# [WHAT NEEDS TO BE DONE]
Find the lines below that contain the string "data". Copy each one.

^^^^^^^^

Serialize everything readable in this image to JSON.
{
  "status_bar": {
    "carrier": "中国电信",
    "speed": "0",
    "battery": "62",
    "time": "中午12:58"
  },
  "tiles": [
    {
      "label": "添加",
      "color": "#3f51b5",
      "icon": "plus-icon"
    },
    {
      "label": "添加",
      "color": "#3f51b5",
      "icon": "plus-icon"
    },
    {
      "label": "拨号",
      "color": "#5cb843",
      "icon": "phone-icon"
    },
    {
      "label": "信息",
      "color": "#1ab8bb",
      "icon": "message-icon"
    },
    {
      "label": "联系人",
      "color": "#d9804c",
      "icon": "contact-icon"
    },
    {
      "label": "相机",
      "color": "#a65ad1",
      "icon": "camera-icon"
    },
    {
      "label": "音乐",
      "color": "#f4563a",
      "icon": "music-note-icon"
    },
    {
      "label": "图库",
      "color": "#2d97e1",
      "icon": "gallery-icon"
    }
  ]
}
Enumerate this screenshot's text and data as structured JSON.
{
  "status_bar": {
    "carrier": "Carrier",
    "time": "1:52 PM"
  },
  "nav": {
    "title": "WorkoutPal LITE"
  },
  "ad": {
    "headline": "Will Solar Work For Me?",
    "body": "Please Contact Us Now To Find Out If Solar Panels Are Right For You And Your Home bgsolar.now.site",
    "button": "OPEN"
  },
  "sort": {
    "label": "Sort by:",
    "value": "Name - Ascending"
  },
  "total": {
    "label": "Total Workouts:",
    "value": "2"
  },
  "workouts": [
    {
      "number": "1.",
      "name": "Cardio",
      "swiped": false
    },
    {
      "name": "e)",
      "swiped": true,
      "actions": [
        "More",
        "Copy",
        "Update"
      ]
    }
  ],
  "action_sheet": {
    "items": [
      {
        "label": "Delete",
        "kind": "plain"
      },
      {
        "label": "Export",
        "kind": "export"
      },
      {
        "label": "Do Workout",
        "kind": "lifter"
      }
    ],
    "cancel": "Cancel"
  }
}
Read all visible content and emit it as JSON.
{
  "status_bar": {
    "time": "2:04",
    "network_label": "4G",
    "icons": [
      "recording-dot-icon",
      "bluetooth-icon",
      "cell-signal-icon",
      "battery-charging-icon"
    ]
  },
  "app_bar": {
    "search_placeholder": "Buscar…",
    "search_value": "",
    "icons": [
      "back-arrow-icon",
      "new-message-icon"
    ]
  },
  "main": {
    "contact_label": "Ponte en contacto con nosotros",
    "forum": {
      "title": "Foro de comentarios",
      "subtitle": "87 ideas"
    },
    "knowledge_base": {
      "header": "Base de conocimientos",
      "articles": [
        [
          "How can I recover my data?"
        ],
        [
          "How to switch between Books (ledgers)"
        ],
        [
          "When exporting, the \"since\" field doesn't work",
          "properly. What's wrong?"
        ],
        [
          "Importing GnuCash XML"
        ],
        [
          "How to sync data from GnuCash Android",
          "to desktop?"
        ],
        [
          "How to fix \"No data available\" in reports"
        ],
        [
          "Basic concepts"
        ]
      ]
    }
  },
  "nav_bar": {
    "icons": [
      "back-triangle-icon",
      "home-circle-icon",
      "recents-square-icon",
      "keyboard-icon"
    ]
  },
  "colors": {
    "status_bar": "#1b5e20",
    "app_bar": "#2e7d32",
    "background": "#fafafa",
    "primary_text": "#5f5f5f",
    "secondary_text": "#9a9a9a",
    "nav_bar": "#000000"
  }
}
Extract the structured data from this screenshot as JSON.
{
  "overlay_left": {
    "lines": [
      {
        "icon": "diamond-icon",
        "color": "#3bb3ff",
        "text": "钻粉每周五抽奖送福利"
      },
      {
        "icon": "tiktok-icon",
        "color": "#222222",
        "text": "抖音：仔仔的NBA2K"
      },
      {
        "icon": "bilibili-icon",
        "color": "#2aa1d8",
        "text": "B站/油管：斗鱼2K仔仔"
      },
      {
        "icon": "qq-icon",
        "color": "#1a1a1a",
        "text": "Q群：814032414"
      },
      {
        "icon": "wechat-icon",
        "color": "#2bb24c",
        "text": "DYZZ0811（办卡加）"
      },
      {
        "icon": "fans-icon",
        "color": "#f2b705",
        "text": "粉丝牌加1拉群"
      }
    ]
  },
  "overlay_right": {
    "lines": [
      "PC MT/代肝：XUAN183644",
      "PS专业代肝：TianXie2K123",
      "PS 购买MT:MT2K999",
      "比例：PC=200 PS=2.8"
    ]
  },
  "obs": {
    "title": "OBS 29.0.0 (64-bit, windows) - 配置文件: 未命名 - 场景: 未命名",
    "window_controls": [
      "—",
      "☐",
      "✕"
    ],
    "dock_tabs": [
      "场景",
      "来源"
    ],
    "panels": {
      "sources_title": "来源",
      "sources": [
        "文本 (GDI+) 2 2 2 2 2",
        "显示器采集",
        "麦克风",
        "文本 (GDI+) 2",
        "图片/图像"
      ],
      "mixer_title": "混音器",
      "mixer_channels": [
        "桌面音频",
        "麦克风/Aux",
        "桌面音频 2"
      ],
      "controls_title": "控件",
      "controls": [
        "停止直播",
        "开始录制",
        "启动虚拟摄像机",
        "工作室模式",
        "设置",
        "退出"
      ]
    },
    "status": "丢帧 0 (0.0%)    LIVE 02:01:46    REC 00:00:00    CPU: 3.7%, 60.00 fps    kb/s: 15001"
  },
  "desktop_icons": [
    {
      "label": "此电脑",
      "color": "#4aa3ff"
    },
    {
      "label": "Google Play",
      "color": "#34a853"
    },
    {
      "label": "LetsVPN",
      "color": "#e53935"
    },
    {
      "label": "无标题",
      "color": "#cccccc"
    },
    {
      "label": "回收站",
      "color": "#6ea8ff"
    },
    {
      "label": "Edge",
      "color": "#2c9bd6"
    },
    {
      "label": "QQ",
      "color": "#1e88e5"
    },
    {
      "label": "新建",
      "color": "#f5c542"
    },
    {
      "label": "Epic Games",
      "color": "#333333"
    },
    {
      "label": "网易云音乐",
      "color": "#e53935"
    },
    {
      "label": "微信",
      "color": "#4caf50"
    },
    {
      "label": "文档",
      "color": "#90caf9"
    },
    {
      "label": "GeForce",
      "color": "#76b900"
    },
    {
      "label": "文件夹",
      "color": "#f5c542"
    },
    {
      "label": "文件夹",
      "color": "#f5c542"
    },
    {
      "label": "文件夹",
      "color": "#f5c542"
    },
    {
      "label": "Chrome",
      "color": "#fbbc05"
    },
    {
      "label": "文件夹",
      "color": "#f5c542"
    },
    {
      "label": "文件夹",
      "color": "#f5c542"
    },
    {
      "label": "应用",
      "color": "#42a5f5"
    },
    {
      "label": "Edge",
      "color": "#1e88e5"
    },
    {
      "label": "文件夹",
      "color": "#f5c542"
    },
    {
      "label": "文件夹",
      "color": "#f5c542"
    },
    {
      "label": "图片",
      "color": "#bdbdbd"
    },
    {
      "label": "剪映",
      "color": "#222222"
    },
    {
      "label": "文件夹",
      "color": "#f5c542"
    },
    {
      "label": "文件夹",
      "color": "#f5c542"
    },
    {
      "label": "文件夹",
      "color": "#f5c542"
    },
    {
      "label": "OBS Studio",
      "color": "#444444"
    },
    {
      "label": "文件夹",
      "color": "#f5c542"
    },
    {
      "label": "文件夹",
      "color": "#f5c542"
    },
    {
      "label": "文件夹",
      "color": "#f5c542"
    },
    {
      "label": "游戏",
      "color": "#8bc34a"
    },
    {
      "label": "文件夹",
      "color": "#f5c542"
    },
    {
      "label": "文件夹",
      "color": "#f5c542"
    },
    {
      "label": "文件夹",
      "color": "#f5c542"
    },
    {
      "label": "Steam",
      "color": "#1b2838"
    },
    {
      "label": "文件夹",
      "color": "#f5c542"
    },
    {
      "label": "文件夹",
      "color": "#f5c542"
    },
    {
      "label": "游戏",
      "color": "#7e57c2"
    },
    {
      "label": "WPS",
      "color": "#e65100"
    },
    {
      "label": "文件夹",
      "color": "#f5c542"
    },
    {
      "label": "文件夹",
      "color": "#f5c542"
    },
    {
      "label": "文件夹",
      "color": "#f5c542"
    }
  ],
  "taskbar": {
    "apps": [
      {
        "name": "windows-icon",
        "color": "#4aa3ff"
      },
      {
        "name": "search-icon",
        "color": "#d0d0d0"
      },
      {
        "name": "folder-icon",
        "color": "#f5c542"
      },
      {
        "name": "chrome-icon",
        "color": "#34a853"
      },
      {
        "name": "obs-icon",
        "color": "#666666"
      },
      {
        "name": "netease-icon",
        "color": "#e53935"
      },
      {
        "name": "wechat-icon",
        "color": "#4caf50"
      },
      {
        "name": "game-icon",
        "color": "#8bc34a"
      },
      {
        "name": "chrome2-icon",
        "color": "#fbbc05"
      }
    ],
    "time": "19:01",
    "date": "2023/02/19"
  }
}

^^^^^^^^

# [OUTPUT BELOW]
Enumerate this screenshot's text and data as structured JSON.
          "How can I recover my data?"
          "How to sync data from GnuCash Android",
          "How to fix \"No data available\" in reports"
Extract the structured data from this screenshot as JSON.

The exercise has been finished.